The problem: Omit all pictures and give the records below again exactly as written.

- - -

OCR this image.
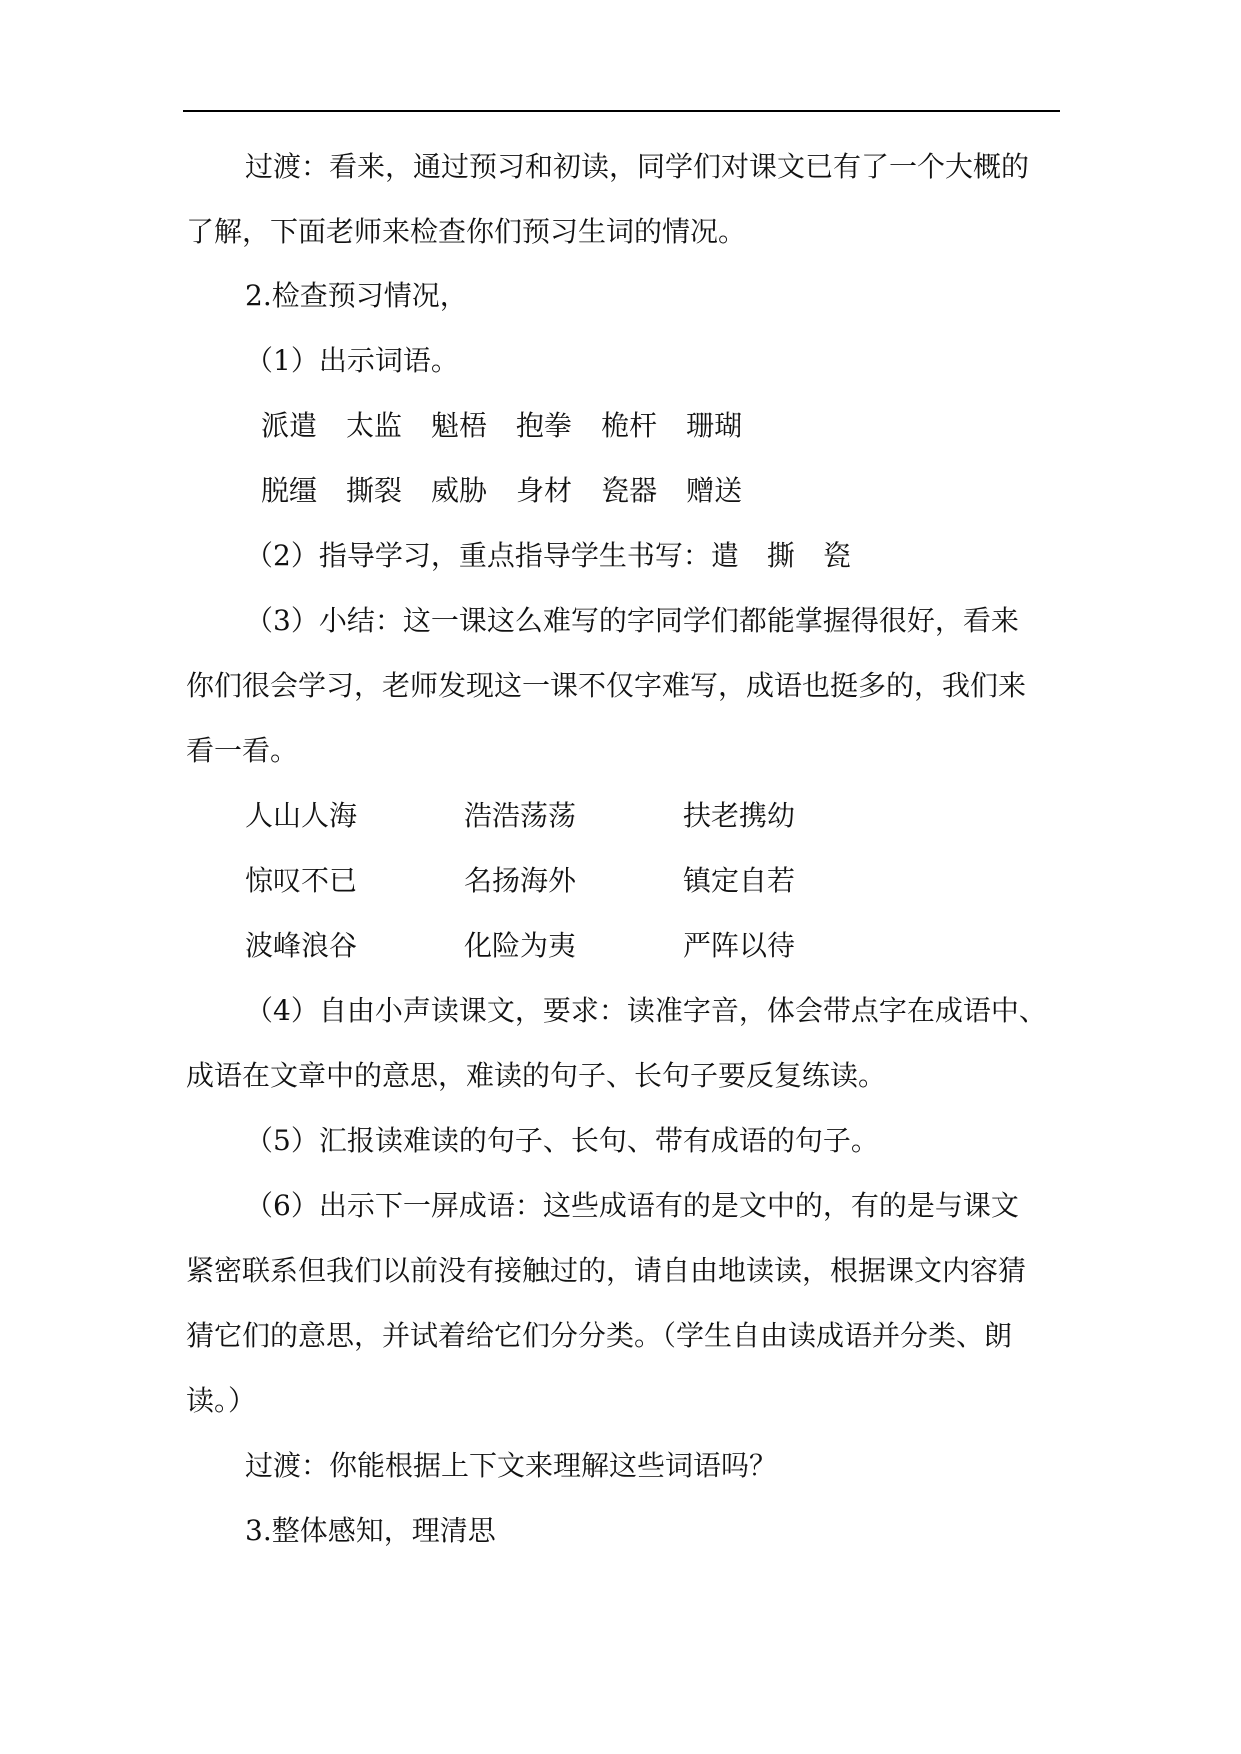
过渡：看来，通过预习和初读，同学们对课文已有了一个大概的
了解，下面老师来检查你们预习生词的情况。
2.检查预习情况，
（1）出示词语。
派遣 太监 魁梧 抱拳 桅杆 珊瑚
脱缰 撕裂 威胁 身材 瓷器 赠送
（2）指导学习，重点指导学生书写：遣　撕　瓷
（3）小结：这一课这么难写的字同学们都能掌握得很好，看来
你们很会学习，老师发现这一课不仅字难写，成语也挺多的，我们来
看一看。
人山人海	浩浩荡荡	扶老携幼
惊叹不已	名扬海外	镇定自若
波峰浪谷	化险为夷	严阵以待
（4）自由小声读课文，要求：读准字音，体会带点字在成语中、
成语在文章中的意思，难读的句子、长句子要反复练读。
（5）汇报读难读的句子、长句、带有成语的句子。
（6）出示下一屏成语：这些成语有的是文中的，有的是与课文
紧密联系但我们以前没有接触过的，请自由地读读，根据课文内容猜
猜它们的意思，并试着给它们分分类。（学生自由读成语并分类、朗
读。）
过渡：你能根据上下文来理解这些词语吗？
3.整体感知，理清思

- - -

Final answer:
OCR this image.
过渡：看来，通过预习和初读，同学们对课文已有了一个大概的
了解，下面老师来检查你们预习生词的情况。
2.检查预习情况，
（1）出示词语。
派遣 太监 魁梧 抱拳 桅杆 珊瑚
脱缰 撕裂 威胁 身材 瓷器 赠送
（2）指导学习，重点指导学生书写：遣　撕　瓷
（3）小结：这一课这么难写的字同学们都能掌握得很好，看来
你们很会学习，老师发现这一课不仅字难写，成语也挺多的，我们来
看一看。
人山人海	浩浩荡荡	扶老携幼
惊叹不已	名扬海外	镇定自若
波峰浪谷	化险为夷	严阵以待
（4）自由小声读课文，要求：读准字音，体会带点字在成语中、
成语在文章中的意思，难读的句子、长句子要反复练读。
（5）汇报读难读的句子、长句、带有成语的句子。
（6）出示下一屏成语：这些成语有的是文中的，有的是与课文
紧密联系但我们以前没有接触过的，请自由地读读，根据课文内容猜
猜它们的意思，并试着给它们分分类。（学生自由读成语并分类、朗
读。）
过渡：你能根据上下文来理解这些词语吗？
3.整体感知，理清思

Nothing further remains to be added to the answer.